*The problem*. Reproduce the records exactly.

───── Data lines ─────

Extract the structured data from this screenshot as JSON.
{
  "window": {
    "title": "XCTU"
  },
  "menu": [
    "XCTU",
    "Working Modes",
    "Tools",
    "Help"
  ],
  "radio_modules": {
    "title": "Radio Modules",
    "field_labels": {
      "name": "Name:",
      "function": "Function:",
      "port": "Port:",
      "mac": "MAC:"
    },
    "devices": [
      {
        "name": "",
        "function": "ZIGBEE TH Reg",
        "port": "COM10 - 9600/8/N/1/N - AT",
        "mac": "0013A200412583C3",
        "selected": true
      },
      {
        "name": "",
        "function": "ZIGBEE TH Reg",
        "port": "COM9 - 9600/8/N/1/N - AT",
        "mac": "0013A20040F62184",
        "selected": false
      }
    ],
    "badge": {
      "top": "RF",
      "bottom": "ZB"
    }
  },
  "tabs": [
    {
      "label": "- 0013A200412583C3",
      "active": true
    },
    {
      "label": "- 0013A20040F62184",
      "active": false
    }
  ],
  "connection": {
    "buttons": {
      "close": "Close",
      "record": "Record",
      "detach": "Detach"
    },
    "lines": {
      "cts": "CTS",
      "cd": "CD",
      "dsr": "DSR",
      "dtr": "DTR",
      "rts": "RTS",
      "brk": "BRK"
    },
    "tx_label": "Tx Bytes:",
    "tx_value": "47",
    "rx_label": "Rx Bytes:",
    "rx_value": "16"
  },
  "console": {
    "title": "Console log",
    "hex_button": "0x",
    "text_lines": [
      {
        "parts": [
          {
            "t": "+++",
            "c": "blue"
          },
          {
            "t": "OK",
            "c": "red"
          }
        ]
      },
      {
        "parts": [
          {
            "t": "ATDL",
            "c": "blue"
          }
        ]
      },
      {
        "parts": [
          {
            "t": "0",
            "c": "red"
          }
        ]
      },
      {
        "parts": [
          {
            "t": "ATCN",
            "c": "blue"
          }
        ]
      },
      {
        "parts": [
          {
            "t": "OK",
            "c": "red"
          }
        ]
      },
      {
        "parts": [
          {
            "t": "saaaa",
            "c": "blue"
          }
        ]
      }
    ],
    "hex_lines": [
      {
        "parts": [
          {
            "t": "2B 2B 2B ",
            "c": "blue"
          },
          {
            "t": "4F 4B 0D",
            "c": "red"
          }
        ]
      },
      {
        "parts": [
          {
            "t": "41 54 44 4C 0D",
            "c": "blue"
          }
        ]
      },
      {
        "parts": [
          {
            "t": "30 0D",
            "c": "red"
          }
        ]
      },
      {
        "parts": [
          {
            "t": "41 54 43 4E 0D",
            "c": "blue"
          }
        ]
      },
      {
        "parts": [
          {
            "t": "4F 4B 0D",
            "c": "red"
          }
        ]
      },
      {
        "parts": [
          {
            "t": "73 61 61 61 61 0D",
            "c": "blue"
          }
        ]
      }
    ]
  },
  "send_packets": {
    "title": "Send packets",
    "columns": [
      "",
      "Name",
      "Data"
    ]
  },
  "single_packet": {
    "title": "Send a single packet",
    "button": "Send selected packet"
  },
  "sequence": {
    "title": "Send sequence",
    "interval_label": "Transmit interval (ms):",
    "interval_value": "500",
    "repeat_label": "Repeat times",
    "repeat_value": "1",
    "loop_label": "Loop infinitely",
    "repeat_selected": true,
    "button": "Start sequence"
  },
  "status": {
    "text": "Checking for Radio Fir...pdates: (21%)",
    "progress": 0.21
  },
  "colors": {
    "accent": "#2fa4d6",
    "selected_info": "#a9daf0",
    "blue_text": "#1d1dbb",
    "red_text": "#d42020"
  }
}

─────

*Written answer*.
Extract the structured data from this screenshot as JSON.
{
  "window": {
    "title": "XCTU"
  },
  "menu": [
    "XCTU",
    "Working Modes",
    "Tools",
    "Help"
  ],
  "radio_modules": {
    "title": "Radio Modules",
    "field_labels": {
      "name": "Name:",
      "function": "Function:",
      "port": "Port:",
      "mac": "MAC:"
    },
    "devices": [
      {
        "name": "",
        "function": "ZIGBEE TH Reg",
        "port": "COM10 - 9600/8/N/1/N - AT",
        "mac": "0013A200412583C3",
        "selected": true
      },
      {
        "name": "",
        "function": "ZIGBEE TH Reg",
        "port": "COM9 - 9600/8/N/1/N - AT",
        "mac": "0013A20040F62184",
        "selected": false
      }
    ],
    "badge": {
      "top": "RF",
      "bottom": "ZB"
    }
  },
  "tabs": [
    {
      "label": "- 0013A200412583C3",
      "active": true
    },
    {
      "label": "- 0013A20040F62184",
      "active": false
    }
  ],
  "connection": {
    "buttons": {
      "close": "Close",
      "record": "Record",
      "detach": "Detach"
    },
    "lines": {
      "cts": "CTS",
      "cd": "CD",
      "dsr": "DSR",
      "dtr": "DTR",
      "rts": "RTS",
      "brk": "BRK"
    },
    "tx_label": "Tx Bytes:",
    "tx_value": "47",
    "rx_label": "Rx Bytes:",
    "rx_value": "16"
  },
  "console": {
    "title": "Console log",
    "hex_button": "0x",
    "text_lines": [
      {
        "parts": [
          {
            "t": "+++",
            "c": "blue"
          },
          {
            "t": "OK",
            "c": "red"
          }
        ]
      },
      {
        "parts": [
          {
            "t": "ATDL",
            "c": "blue"
          }
        ]
      },
      {
        "parts": [
          {
            "t": "0",
            "c": "red"
          }
        ]
      },
      {
        "parts": [
          {
            "t": "ATCN",
            "c": "blue"
          }
        ]
      },
      {
        "parts": [
          {
            "t": "OK",
            "c": "red"
          }
        ]
      },
      {
        "parts": [
          {
            "t": "saaaa",
            "c": "blue"
          }
        ]
      }
    ],
    "hex_lines": [
      {
        "parts": [
          {
            "t": "2B 2B 2B ",
            "c": "blue"
          },
          {
            "t": "4F 4B 0D",
            "c": "red"
          }
        ]
      },
      {
        "parts": [
          {
            "t": "41 54 44 4C 0D",
            "c": "blue"
          }
        ]
      },
      {
        "parts": [
          {
            "t": "30 0D",
            "c": "red"
          }
        ]
      },
      {
        "parts": [
          {
            "t": "41 54 43 4E 0D",
            "c": "blue"
          }
        ]
      },
      {
        "parts": [
          {
            "t": "4F 4B 0D",
            "c": "red"
          }
        ]
      },
      {
        "parts": [
          {
            "t": "73 61 61 61 61 0D",
            "c": "blue"
          }
        ]
      }
    ]
  },
  "send_packets": {
    "title": "Send packets",
    "columns": [
      "",
      "Name",
      "Data"
    ]
  },
  "single_packet": {
    "title": "Send a single packet",
    "button": "Send selected packet"
  },
  "sequence": {
    "title": "Send sequence",
    "interval_label": "Transmit interval (ms):",
    "interval_value": "500",
    "repeat_label": "Repeat times",
    "repeat_value": "1",
    "loop_label": "Loop infinitely",
    "repeat_selected": true,
    "button": "Start sequence"
  },
  "status": {
    "text": "Checking for Radio Fir...pdates: (21%)",
    "progress": 0.21
  },
  "colors": {
    "accent": "#2fa4d6",
    "selected_info": "#a9daf0",
    "blue_text": "#1d1dbb",
    "red_text": "#d42020"
  }
}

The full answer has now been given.